SOAL LATIHAN 1
Dalam teks tentang Pangeran Walangsungsang di bawah, masjid apa yang didirikan Haji Abdullah Iman al-Jawi setibanya di tanah air?
SOAL LATIHAN 2
Lanjutkan teks tentang Pangeran Walangsungsang di bawah, mulai setelah kalimat terakhirnya.

BAGIAN DOKUMEN
<<<<
Setelah perkawinan adiknya Nyai Lara Santang yang bergelar Hajjah Syarifah Muda’im, maka Pangeran Walangsungsang alian Ki Samadullah atau Haji Abdullah Iman al-Jawi kembali ke Jawa dengan maksud meneruskan penyebaran agama Islam. Tetapi sambil pulang ke Jawa, Haji Abdullah Iman al-Jawi singgah ke Iraq dan Campa sehingga dia dapat menyerap Islam secara universal.
Menurut Pustaka Negara Kertabhumi, dan Carita Puwaka Caruban Nagari, setibanya di tanah air, Haji Abdullah Iman al-Jawi mendirikan Masjid Jalagrahan. Selain itu dibuat pula rumah besar yang nantinya menjadi Keraton Pakungwati. Nama tersebut diambil dari nama putri Pangeran Walangsungsang atau Ki Samadullah atau Haji Abdulah Iman al-Jawi atau Ki Cakrabumi dari isterinya Nyai Indang Geulis yang bernama Nyai Pakungwati.
Menurut Sunarjo (1983) karena menginginkan putera laki-laki untuk penerusnya, maka atas persetujuan isterinya Nyai Indang Geulis, Haji Abdullah Iman al-Jawi menikahi puteri Ki Gedeng Alang-Alang yang bernama Nyai Ratna Riris atau Nyai Kancana Larang. Dari perkawinan kedua ini, Pangeran Walangsungsang mempunyai putera yang diberi nama Pangeran Cerbon.
>>>>
DATA EKSTRAKSI
<<<<
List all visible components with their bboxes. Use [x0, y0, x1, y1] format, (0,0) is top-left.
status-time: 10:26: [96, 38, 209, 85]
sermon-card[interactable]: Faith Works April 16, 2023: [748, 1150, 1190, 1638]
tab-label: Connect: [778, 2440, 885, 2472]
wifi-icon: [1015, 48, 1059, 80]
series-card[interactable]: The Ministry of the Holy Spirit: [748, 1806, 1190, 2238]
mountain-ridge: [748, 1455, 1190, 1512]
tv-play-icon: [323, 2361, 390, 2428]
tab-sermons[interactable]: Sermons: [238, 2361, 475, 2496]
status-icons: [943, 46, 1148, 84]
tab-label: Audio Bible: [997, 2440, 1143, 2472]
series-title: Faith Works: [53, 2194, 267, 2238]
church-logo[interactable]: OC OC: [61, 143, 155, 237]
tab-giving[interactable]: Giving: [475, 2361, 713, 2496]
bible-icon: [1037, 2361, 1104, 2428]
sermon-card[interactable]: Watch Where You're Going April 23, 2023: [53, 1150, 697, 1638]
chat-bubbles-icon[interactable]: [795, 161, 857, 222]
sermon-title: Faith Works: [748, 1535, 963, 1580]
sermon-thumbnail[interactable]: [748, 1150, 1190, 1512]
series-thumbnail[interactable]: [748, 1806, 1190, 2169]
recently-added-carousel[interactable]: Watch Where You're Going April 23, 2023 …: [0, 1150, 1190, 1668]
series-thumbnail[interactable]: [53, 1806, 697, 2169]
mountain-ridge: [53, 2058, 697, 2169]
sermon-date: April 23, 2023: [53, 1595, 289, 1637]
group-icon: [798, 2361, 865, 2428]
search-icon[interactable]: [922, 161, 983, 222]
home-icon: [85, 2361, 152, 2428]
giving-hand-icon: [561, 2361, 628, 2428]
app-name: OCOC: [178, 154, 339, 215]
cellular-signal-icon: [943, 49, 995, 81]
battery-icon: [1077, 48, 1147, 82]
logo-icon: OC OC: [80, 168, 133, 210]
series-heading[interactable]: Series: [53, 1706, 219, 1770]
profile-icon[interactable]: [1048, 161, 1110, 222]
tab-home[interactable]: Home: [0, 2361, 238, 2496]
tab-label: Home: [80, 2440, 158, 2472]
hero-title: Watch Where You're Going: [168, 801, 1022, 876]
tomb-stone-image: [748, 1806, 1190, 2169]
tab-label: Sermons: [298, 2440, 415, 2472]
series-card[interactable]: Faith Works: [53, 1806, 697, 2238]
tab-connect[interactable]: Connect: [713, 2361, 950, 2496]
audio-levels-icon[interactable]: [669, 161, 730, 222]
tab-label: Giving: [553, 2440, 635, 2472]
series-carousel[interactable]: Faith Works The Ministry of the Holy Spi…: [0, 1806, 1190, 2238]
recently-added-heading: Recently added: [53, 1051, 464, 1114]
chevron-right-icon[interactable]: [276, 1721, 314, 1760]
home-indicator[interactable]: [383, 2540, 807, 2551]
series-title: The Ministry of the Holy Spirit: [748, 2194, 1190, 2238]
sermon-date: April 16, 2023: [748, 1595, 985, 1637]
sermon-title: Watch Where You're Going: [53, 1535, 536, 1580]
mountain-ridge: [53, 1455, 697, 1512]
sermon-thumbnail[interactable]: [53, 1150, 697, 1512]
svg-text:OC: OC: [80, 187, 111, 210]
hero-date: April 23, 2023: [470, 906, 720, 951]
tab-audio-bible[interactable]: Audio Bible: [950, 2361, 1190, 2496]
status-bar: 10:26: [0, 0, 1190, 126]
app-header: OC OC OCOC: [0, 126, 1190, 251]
>>>>
JAWABAN TERTULIS 1
Masjid Jalagrahan.

JAWABAN TERTULIS 2
Setelah kuwu Tegal Alang-Alang atau Caruban yang juga mertua dari Pangeran Walangsungsang yaitu Ki Gedeng Alang-Alang meninggal dunia, maka Pangeran Walangsungsang diangkat menjadi Kuwu Caruban dengan gelar Pangeran Cakrabuana menggantikan Ki Danusela. Tidak lama setelah menjadi Kuwu Caruban, kakek Ki Samadullah yaitu Ki Gedeng Jumajan Djati atau Ki Gedeng Tapa wafat. Abdullah Iman tidak mengantikan kakeknya menjadi penguasa Singapura tetapi memilih tetap menjadi kuwu Cirebon. Didukung dengan warisan yang diterima dari Ki Gedeng Jumajan Djati, Pakuwuan Caruban statusnya ditingkatkan menjadi Nagari Caruban Larang. Dengan demikian maka Pangeran Cakrabuana menjadi penguasa nagari sekaligus sebagai ulama.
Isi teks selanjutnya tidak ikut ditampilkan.